Start Passage to read

FIG. 1 shows a system in accordance with various embodiments comprising a sending system and a receiving system;

FIG. 2 shows an embodiment exemplary of a sending or a receiving system;

FIG. 3 illustrates a method by which the receiving system modifies its resolution to match the resolution of the sending system in accordance with embodiments;

FIG. 4 illustrates another method by which the receiving system modifies its resolution to match the resolution of the sending system in accordance with embodiments;

FIG. 5 illustrates a method by which the sending system modifies its resolution to match the resolution of the receiving system in accordance with embodiments;

FIG. 6 illustrates another method by which the sending system modifies its resolution to match the resolution of the receiving system in accordance with embodiments;

FIG. 7 illustrates a method by which the receiving system scales images from the sending system in accordance with embodiments;

FIG. 8 illustrates a method by which the sending system scales images in accordance with embodiments;

FIG. 9 illustrates a method by which either the sending system or the receiving system scales images depending on a comparison of the resolutions of both systems in accordance with embodiments; and

FIG. 10 illustrates another method by which either the sending system or the receiving system scales images depending on a comparison of the resolutions of both systems in accordance with embodiments.

NOTATION AND NOMENCLATURE

Certain terms are used throughout the following description and claims to refer to particular system components. As one skilled in the art will appreciate, computer companies may refer to a component by different names. This document does not intend to distinguish between components that differ in name but not function. In the following discussion and in the claims, the terms “including” and “comprising” are used in an open-ended fashion, and thus should be interpreted to mean “including, but not limited to . . . .” Also, the term “couple” or “couples” is intended to mean either an indirect, direct, optical or wireless electrical connection. Thus, if a first device couples to a second device, that connection may be through a direct electrical connection, through an indirect electrical connection via other devices and connections, through an optical electrical connection, or through a wireless electrical connection.

End Passage to read

Copy the patent text verbatim, from "FIG. 8 illustrates" to "accordance with embodiments.". The data after the patent text isn't needed for this.

Start Listed records

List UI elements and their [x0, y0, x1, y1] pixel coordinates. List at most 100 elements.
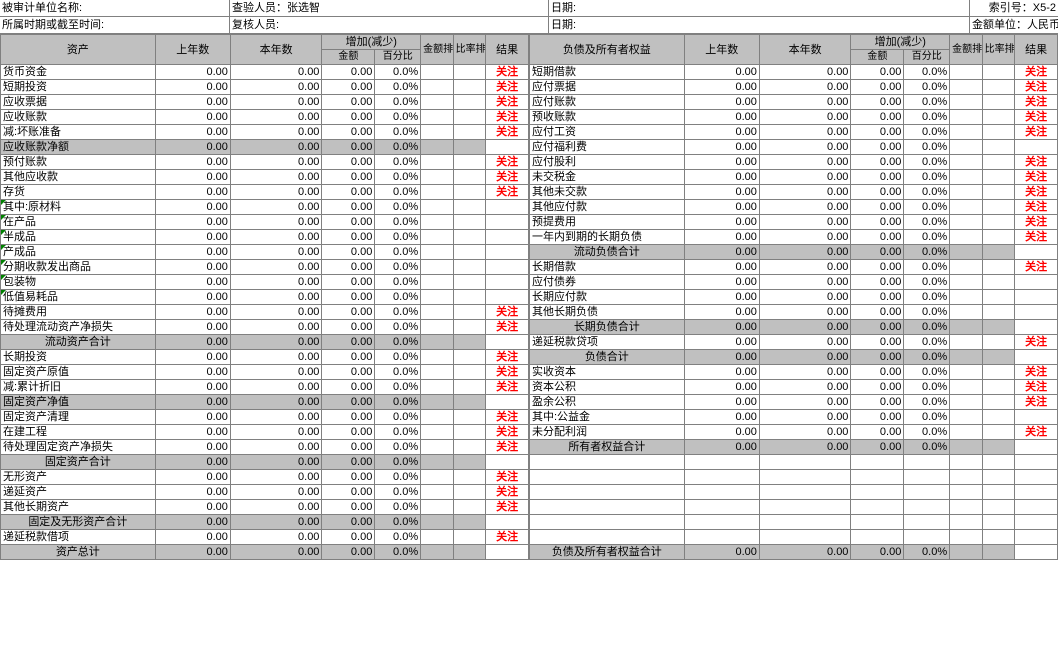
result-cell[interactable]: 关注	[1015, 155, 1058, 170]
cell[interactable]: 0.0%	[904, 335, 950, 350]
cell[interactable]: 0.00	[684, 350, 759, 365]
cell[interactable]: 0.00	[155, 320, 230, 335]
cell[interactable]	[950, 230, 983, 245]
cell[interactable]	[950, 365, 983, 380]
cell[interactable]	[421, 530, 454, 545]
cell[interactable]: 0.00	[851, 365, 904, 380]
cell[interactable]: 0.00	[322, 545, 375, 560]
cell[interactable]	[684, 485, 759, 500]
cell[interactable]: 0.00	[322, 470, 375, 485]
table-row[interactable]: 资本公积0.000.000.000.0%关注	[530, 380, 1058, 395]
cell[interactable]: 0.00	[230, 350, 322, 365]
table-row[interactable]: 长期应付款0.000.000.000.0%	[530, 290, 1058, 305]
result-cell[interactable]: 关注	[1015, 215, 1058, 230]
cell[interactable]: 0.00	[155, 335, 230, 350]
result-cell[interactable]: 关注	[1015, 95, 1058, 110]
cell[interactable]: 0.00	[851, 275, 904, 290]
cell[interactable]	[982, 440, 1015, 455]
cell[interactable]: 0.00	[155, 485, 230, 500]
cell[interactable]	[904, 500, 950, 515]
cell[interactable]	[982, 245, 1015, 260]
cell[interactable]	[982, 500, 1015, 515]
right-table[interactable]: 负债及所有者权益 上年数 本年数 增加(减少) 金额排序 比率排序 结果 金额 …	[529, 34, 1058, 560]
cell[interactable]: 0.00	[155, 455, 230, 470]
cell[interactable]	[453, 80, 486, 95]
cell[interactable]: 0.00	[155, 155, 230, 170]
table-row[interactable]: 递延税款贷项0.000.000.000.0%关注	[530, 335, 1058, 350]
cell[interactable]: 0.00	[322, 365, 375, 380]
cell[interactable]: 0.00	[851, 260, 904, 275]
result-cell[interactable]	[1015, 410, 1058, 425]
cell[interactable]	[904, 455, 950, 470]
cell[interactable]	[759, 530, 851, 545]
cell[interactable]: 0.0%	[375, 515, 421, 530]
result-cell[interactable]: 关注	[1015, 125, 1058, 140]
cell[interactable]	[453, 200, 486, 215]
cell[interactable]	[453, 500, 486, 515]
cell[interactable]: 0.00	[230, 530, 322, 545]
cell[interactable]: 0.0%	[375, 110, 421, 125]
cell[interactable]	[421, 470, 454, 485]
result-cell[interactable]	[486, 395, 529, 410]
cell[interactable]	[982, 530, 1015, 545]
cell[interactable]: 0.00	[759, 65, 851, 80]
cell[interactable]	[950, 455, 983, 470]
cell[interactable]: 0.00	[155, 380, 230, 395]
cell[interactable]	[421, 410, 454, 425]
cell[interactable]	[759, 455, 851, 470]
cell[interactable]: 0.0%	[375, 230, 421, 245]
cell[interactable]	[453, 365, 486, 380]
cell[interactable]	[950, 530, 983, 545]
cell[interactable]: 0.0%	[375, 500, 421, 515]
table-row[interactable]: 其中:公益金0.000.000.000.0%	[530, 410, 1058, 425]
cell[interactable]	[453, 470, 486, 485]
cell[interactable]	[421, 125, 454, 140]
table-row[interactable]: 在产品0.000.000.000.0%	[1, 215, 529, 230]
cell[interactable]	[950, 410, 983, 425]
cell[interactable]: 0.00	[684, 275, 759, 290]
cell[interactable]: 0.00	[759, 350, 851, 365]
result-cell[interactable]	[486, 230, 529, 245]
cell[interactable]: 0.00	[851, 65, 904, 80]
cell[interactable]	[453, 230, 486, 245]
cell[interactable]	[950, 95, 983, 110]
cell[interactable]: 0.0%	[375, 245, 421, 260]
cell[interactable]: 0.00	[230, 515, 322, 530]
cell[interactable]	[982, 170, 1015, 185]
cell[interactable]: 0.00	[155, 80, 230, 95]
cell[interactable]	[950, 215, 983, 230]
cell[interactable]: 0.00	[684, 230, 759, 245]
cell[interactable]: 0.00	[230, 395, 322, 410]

End Listed records

*Correct answer*:
FIG. 8 illustrates a method by which the sending system scales images in accordance with embodiments;

FIG. 9 illustrates a method by which either the sending system or the receiving system scales images depending on a comparison of the resolutions of both systems in accordance with embodiments; and

FIG. 10 illustrates another method by which either the sending system or the receiving system scales images depending on a comparison of the resolutions of both systems in accordance with embodiments.